Extrait à lire —
*****
Par ailleurs, l’Action Sociale de BNP Paribas rédige des guides à destination des collaborateurs, organise des conférences d’information en partenariat avec l’Association française des aidants.
Pouvoir continuer à travailler
Les aidants doivent bénéficier d’un environnement de travail accueillant et compréhensif. Pour cela ils ont besoin d’accompagnement et de reconnaissance, pour continuer à se sentir bien dans leur entreprise. Quand ce n’est pas le cas, cela peut en effet être la double peine. Pour cet homme travaillant dans la recherche, devoir s’occuper de sa femme malade a nettement compliqué son quotidien, comme il l’expliquait à la journée France Alzheimer en décembre dernier : « je n’imaginais pas un jour me sentir moins performant au travail », explique-t-il. C’est pourtant ce qui lui est arrivé, et il n’a reçu aucun soutien de son employeur, qui, informé, a préféré ignorer le problème.
Lydie Recorbet rappelle à ce propos que les responsables de ressources humaines qui se sont intéressés à la question soulignent tous que « les personnes tiennent à continuer à travailler. C’est important pour elles, pour ne pas se retrouver enfermées dans le statut d’aidant ».
Les salariés-aidants ont enfin besoin d’être valorisés. De plus en plus d’observateurs mettent l’accent sur le fait que devenir aidant leur permet de développer des compétences qui peuvent être utiles à l’entreprise. Ainsi, souvent ils s’organisent mieux, notamment dans l’urgence. Certaines études menées outre-Manche (il n’y en a encore pas eu sur le sujet en France), montrent qu’aider les aidants en leur offrant du temps et de l’accompagnement permet une amélioration de la qualité de vie au travail, et peut renforcer la productivité. Comme le souligne Danielle Legros, « des employés moins stressés, plus heureux, reconnus, cela ne peut qu’être bénéfique pour l’entreprise »…
La prise en compte et la reconnaissance de l’aidant-salarié commencent donc à être une réalité. Toutefois, elle reste largement l’apanage des grandes entreprises, qui disposent, il est vrai, de plus de leviers d’action. Dans les petites entreprises, lorsqu’une situation difficile se présente, elle se règle en général plus au cas par cas.
*****
Données fournies —
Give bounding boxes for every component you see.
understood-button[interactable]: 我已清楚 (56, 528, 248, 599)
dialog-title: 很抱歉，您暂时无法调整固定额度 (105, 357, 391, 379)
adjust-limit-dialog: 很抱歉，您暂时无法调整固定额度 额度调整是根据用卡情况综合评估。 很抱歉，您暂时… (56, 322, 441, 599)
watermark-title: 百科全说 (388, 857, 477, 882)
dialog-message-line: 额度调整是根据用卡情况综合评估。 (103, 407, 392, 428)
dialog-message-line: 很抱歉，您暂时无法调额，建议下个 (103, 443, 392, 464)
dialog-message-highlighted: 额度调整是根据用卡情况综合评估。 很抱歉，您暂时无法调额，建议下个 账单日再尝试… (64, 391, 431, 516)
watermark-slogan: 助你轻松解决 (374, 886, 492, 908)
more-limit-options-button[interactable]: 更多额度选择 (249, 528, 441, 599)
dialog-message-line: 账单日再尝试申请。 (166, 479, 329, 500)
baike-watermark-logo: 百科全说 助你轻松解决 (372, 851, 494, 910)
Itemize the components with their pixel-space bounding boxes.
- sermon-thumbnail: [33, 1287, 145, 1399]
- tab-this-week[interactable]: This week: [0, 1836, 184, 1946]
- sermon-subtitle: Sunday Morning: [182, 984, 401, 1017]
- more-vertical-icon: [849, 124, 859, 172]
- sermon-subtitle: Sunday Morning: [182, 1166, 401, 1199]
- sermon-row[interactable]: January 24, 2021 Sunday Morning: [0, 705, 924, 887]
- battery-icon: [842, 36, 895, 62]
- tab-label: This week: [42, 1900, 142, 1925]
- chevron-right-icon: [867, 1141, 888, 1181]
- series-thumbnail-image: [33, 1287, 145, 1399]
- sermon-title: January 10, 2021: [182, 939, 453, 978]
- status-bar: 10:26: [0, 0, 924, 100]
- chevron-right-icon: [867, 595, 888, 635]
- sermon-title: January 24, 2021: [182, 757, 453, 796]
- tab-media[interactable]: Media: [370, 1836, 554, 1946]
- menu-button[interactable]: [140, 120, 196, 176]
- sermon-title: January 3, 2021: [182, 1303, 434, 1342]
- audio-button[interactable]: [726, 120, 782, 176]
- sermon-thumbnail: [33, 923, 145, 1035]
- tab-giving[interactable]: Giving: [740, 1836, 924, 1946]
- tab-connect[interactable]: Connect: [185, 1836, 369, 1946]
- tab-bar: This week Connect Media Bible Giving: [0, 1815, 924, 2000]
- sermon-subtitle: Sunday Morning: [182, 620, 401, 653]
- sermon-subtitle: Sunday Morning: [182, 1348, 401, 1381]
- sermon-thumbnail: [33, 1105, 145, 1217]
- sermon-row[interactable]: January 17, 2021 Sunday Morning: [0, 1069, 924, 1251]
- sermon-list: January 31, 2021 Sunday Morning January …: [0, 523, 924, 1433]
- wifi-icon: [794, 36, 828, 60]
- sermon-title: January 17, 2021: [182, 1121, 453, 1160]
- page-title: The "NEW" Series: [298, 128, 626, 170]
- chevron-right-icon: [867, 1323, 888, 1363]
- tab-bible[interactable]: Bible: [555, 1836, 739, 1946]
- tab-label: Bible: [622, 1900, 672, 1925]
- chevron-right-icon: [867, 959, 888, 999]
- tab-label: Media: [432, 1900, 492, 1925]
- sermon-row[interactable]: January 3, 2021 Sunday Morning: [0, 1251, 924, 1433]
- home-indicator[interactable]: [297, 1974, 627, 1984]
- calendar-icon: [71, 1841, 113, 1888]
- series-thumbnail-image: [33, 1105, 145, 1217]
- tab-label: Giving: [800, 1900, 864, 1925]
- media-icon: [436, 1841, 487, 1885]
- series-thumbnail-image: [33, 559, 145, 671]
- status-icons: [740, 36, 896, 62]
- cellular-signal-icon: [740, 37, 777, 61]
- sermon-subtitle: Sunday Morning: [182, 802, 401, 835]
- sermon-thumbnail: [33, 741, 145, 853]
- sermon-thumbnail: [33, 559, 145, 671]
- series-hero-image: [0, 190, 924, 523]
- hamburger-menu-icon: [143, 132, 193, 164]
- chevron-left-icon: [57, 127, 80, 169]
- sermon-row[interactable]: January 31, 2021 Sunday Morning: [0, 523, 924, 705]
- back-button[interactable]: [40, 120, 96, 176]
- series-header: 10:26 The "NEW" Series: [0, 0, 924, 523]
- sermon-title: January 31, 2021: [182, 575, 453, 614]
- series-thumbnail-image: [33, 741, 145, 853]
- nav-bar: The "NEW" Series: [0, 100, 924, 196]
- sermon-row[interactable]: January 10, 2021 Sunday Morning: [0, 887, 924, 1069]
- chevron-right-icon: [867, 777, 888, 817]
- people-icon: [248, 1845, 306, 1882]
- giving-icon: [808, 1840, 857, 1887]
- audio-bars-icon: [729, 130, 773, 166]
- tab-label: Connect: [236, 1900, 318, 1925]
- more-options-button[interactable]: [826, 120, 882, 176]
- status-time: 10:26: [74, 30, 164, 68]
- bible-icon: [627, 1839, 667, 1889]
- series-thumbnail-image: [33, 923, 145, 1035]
*****
Consigne 1 — D'après le texte sur les salariés-aidants, avec quelle association l'Action Sociale de BNP Paribas organise-t-elle des conférences d'information ?
Consigne 2 — Reprenez le texte sur les salariés-aidants à la suite de sa dernière phrase.

Réponse 1 — Avec l'Association française des aidants.

Réponse 2 —
– Le congé de présence parentale permet d’assister son enfant atteint d’une maladie, d’un handicap ou victime d’un accident grave.
– Le congé de soutien familial permet de s’occuper d’un proche en situation de handicap ou en perte d’autonomie importante. Non rémunéré, il est de 3 mois, renouvelable, sans excéder la durée d’un an pour l’ensemble de la carrière professionnelle.
– Le congé de solidarité familiale permet d’accompagner un proche souffrant d’une pathologie mettant en jeu son pronostic vital. Sa durée est de 3 mois, renouvelable une fois. L’octroi de l’allocation journalière d’accompagnement est possible.A l’issue de son congé, le salarié-aidant retrouve son emploi ou un emploi équivalent assorti d’une rémunération au moins équivalente. Les avantages liés à l’ancienneté restent acquis.
Sandrine GOLDSCHMIDT
*Accord de janvier 2013 à durée indéterminée : le salarié-aidant peut demander 12 jours ouvrables une fois par an. Les salariés peuvent donner 12 jours maximum, mis dans un pot commun du groupe (40.000 collaborateurs). En 2013, l’entreprise a donné 100 jours et les salariés 128, 21 demandes ont été faites. En 2014, l’entreprise a donné encore 100 jours et les salariés 247, pour 30 demandes.